SUPPLIED ENTRIES:
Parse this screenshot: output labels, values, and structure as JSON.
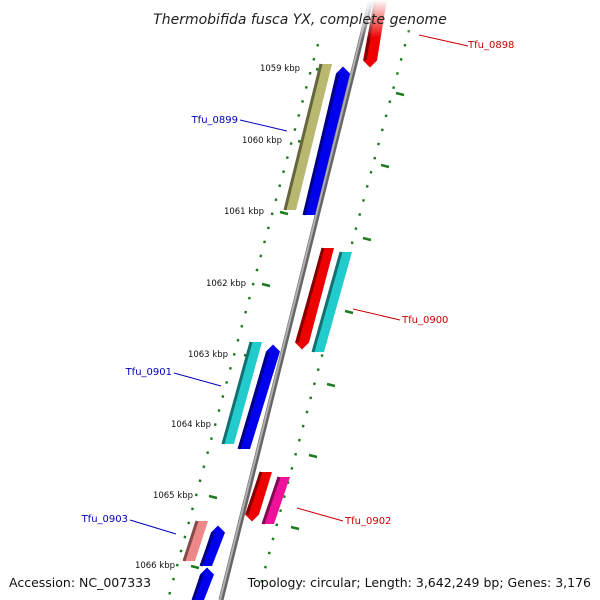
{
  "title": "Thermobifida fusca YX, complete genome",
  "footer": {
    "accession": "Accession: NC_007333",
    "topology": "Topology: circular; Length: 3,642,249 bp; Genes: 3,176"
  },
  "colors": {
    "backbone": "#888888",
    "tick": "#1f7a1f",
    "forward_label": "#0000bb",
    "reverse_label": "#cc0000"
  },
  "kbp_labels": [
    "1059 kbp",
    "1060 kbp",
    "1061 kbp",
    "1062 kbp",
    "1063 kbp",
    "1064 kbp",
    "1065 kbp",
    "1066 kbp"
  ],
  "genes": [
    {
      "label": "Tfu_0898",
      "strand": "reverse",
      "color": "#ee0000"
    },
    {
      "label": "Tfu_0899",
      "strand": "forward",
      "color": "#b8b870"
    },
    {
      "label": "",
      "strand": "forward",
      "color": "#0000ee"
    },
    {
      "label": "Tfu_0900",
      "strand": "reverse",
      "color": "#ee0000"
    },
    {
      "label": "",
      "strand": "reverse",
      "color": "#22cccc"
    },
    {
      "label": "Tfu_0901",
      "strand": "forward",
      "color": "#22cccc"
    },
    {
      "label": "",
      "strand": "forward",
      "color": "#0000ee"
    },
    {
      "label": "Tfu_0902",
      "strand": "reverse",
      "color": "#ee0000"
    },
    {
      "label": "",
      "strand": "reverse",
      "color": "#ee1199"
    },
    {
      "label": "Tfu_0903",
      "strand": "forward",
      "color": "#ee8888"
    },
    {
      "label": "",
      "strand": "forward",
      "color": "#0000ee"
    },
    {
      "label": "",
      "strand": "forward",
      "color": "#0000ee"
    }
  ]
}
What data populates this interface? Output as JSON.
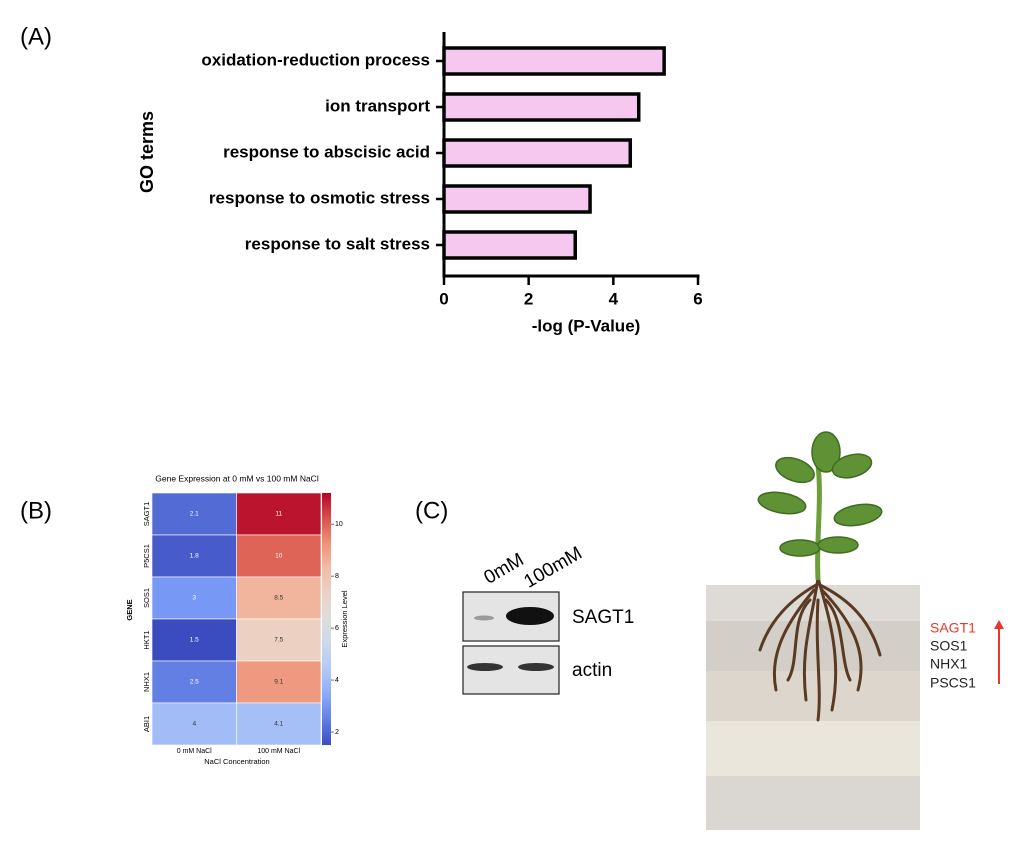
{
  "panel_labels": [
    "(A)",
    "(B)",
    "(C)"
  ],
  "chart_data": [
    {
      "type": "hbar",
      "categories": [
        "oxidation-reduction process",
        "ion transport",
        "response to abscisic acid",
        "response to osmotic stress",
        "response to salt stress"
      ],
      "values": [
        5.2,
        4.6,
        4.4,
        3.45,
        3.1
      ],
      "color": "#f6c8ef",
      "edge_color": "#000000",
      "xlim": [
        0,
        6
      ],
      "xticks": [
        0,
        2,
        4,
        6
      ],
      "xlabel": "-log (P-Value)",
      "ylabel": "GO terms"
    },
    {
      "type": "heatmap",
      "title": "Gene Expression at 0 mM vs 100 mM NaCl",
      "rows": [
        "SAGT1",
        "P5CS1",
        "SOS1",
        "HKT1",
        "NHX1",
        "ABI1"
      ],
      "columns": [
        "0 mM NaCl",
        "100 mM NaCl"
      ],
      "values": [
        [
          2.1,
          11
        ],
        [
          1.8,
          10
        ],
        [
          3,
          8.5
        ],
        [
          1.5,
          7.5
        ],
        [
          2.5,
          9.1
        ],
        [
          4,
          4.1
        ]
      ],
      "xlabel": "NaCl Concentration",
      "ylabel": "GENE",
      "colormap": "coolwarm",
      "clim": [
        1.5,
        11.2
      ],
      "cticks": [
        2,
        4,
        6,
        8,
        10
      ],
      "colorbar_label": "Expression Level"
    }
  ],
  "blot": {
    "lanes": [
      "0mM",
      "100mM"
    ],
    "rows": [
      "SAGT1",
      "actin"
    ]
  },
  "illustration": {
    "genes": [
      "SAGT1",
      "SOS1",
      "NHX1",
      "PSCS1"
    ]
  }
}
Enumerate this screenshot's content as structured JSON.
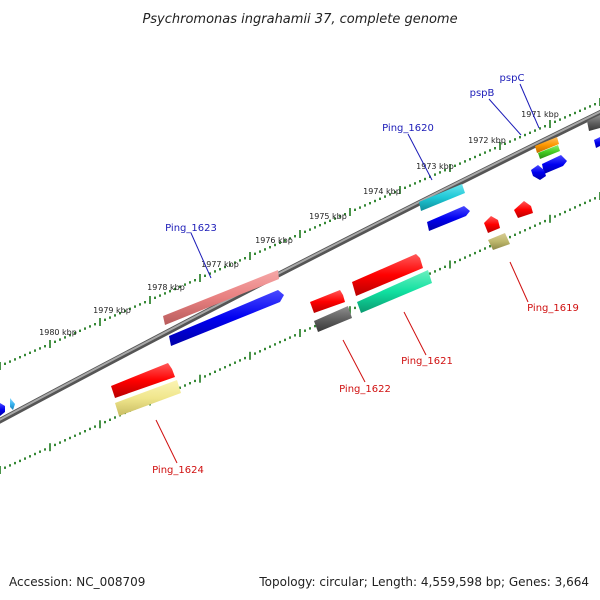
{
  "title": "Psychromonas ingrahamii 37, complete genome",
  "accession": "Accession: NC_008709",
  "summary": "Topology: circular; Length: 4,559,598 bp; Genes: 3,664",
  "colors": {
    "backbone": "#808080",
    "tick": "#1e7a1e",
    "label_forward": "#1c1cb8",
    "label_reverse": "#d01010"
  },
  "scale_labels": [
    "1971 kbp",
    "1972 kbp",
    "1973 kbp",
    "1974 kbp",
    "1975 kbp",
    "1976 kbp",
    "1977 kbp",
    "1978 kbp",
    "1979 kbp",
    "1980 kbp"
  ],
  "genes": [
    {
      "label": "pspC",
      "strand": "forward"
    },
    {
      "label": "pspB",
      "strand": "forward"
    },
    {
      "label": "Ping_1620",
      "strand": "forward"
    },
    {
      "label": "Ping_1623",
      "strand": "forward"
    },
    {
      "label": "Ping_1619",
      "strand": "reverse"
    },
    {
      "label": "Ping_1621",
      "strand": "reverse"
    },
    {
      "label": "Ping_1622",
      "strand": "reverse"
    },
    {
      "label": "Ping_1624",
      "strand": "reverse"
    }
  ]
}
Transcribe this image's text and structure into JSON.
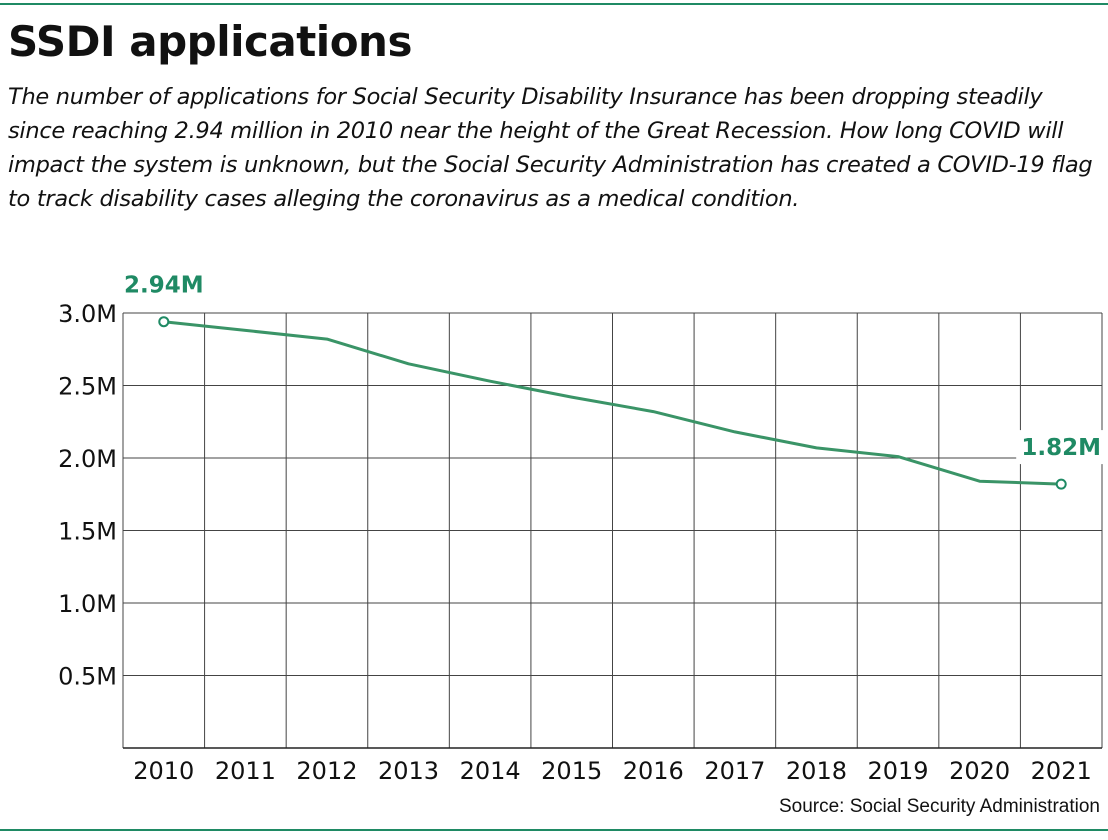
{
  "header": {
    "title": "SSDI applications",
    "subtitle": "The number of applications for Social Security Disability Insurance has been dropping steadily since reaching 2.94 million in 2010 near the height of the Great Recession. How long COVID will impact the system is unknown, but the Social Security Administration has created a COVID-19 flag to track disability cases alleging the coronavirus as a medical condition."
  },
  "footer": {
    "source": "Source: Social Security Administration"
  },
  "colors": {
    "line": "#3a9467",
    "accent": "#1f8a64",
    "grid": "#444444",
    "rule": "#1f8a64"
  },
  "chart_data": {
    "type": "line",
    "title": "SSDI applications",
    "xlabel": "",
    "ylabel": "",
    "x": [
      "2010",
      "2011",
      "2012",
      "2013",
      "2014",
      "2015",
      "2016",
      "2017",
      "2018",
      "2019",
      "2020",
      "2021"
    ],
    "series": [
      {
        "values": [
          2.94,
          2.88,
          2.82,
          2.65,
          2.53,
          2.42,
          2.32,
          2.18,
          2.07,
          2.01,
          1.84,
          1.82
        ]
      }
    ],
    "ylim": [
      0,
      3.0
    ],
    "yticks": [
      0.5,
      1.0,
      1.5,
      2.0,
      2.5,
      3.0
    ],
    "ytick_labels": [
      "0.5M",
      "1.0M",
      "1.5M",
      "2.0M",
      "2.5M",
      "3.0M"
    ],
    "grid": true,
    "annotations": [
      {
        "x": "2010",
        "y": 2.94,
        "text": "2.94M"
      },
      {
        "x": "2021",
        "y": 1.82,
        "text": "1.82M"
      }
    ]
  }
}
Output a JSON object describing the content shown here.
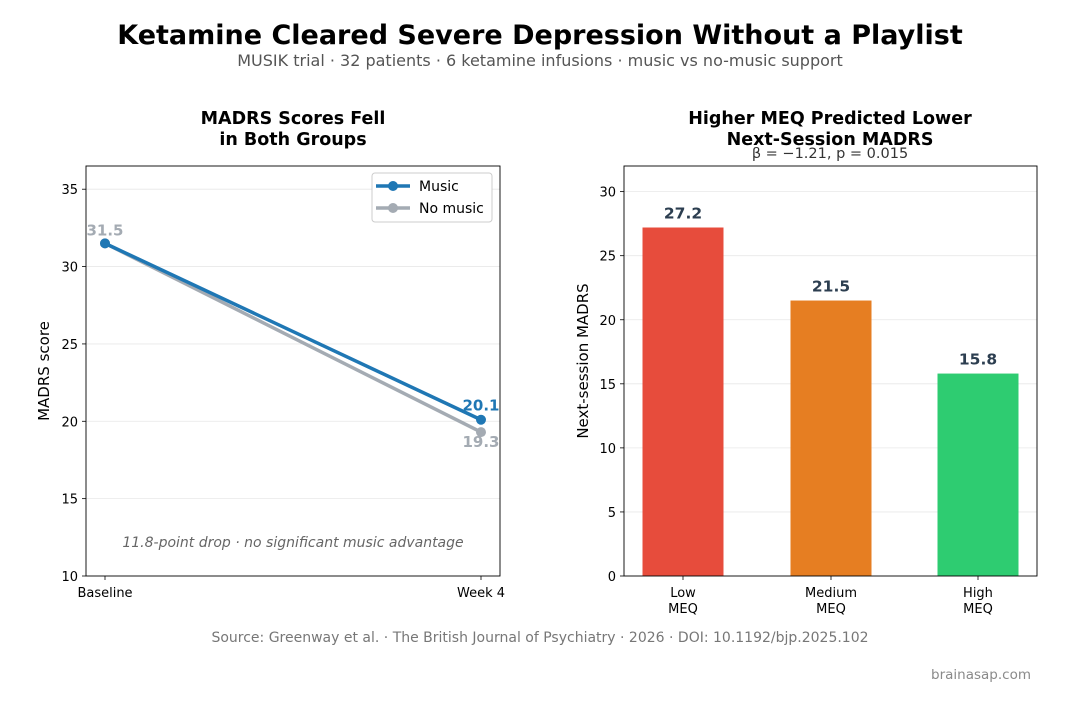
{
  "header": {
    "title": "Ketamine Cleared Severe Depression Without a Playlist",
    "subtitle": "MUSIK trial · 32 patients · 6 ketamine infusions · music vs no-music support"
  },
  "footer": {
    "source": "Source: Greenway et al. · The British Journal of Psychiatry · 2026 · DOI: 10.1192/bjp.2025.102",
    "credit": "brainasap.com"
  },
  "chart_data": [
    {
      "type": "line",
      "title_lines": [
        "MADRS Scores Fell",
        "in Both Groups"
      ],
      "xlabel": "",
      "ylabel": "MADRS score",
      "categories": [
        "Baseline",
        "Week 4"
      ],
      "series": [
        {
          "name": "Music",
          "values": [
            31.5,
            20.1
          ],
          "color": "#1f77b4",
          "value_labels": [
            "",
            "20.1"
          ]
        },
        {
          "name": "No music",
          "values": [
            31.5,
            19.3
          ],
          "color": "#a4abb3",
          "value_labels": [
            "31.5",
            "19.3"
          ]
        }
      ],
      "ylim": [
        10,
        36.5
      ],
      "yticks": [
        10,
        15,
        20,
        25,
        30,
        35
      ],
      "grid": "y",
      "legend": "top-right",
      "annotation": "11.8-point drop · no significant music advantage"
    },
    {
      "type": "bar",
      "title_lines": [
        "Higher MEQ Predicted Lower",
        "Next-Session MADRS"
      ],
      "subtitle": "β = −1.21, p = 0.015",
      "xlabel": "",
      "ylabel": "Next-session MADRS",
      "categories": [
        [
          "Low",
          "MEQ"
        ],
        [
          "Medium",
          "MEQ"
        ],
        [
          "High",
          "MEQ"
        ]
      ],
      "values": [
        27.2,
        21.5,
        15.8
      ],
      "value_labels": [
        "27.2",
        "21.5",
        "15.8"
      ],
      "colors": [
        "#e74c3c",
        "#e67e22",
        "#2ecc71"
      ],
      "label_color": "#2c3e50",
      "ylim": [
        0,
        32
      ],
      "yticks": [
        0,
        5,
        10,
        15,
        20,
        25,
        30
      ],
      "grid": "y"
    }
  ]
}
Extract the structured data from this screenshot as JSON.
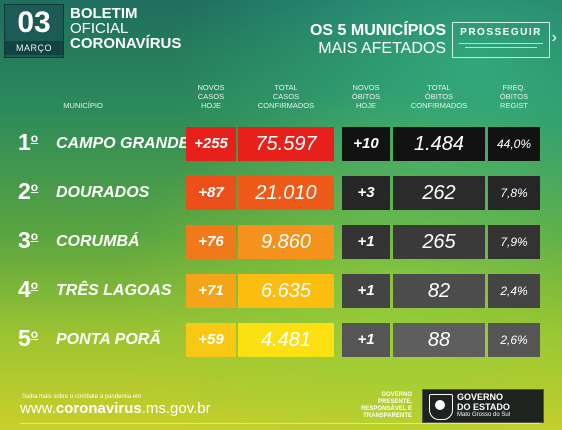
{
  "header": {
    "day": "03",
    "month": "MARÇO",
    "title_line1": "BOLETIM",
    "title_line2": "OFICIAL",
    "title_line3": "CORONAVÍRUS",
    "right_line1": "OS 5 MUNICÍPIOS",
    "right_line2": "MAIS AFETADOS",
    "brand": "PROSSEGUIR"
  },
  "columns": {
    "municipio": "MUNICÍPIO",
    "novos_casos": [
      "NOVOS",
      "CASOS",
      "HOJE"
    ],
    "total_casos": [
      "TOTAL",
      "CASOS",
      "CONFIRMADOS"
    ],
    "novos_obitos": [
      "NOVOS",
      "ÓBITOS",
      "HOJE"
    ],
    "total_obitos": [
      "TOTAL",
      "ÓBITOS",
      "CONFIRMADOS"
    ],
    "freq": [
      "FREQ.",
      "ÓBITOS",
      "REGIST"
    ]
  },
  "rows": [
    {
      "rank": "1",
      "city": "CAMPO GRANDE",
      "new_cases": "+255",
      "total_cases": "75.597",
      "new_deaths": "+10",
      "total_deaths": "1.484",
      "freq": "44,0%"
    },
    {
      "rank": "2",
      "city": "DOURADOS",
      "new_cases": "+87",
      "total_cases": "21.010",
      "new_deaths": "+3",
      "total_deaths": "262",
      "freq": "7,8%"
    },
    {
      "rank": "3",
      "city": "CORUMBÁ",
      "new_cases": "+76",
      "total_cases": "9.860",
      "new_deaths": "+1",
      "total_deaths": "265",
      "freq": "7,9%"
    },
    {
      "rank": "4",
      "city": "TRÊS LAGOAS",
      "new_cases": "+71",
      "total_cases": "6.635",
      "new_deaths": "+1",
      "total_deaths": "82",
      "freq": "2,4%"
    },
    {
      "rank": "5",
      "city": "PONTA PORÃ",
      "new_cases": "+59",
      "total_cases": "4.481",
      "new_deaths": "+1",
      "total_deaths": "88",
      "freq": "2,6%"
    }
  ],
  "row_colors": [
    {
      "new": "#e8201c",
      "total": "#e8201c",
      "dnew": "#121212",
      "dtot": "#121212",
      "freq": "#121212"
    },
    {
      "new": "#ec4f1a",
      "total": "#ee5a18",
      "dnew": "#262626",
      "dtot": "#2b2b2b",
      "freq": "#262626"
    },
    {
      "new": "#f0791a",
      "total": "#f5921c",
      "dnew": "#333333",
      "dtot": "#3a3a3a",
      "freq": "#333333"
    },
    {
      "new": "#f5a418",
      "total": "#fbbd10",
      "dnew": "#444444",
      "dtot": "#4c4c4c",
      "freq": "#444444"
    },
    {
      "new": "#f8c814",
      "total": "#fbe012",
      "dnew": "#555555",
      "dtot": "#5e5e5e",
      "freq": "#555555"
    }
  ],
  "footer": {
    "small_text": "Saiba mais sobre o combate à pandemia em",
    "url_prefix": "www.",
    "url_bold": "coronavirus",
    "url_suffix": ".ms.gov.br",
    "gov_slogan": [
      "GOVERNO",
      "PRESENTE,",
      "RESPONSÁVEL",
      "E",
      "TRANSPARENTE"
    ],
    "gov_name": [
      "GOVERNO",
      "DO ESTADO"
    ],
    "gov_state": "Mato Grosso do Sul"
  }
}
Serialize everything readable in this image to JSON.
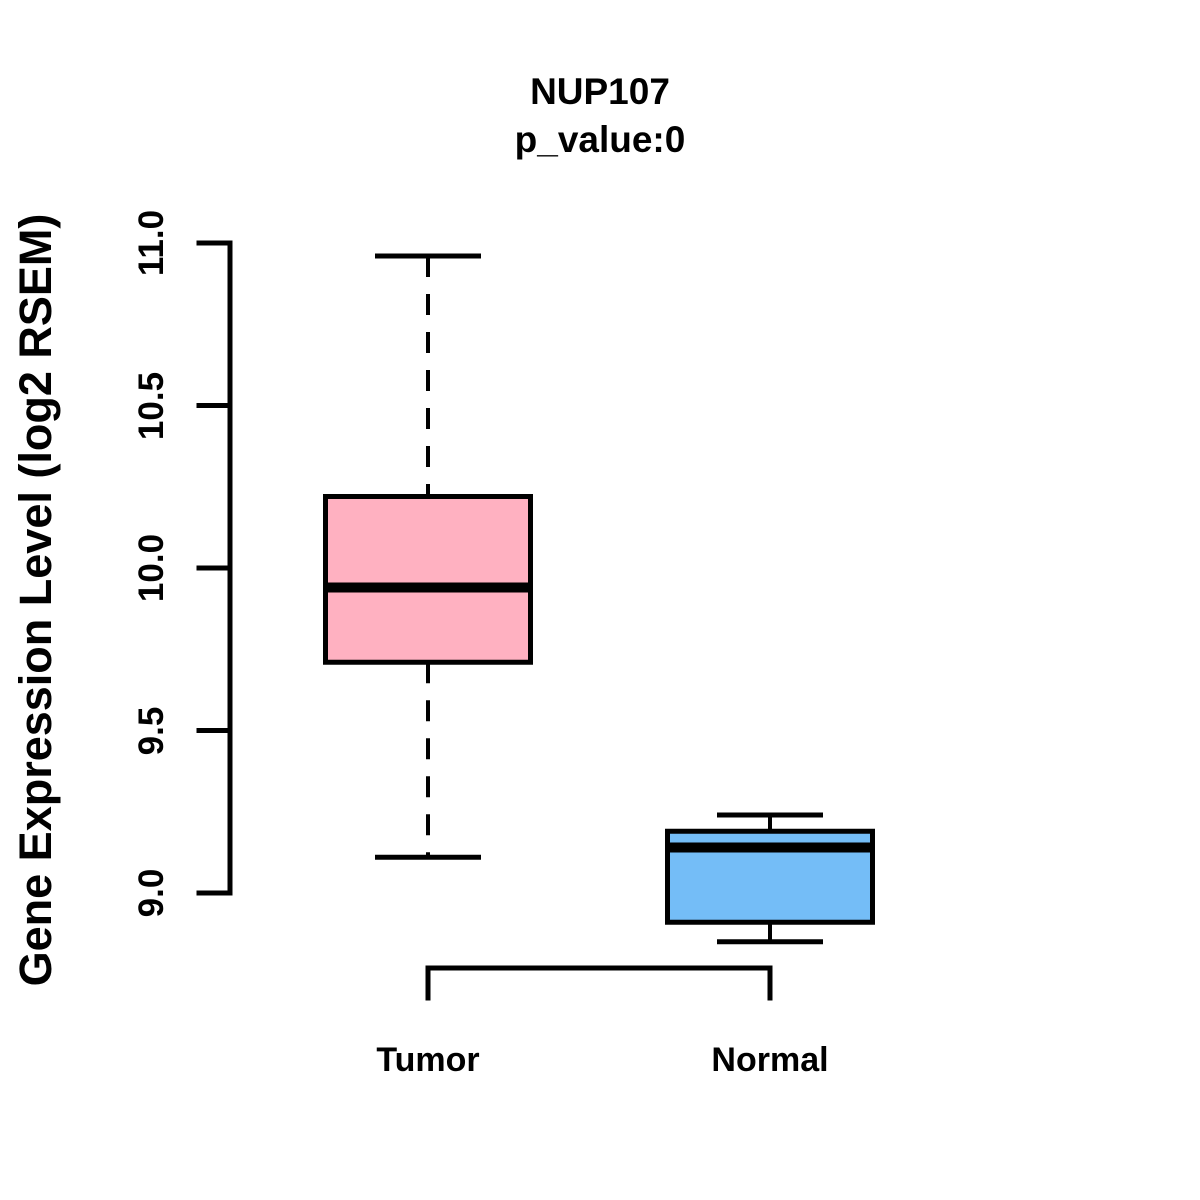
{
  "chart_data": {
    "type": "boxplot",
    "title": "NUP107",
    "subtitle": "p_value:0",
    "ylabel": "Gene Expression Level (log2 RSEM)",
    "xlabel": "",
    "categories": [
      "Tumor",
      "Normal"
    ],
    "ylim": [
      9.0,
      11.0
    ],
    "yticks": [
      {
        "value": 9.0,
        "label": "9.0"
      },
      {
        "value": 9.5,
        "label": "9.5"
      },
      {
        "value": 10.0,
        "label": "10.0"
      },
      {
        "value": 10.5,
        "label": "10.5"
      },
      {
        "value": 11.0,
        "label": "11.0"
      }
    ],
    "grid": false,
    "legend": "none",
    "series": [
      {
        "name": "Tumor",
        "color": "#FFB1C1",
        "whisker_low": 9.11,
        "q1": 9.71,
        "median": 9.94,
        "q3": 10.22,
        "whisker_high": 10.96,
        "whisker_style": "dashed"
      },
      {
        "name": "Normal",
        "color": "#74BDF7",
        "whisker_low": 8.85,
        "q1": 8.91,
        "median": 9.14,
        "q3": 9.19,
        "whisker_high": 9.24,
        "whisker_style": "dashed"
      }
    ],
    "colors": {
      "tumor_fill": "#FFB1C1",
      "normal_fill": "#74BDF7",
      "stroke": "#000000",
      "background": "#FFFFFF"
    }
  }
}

TASK ITEM: If a line in the records above includes the string "Topology", copy it.

EXERCISE OUTPUT:
    "topology": "Topology: circular; Length: 3,642,249 bp; Genes: 3,176"
  "summary": "Topology: circular; Length: 4,559,598 bp; Genes: 3,664",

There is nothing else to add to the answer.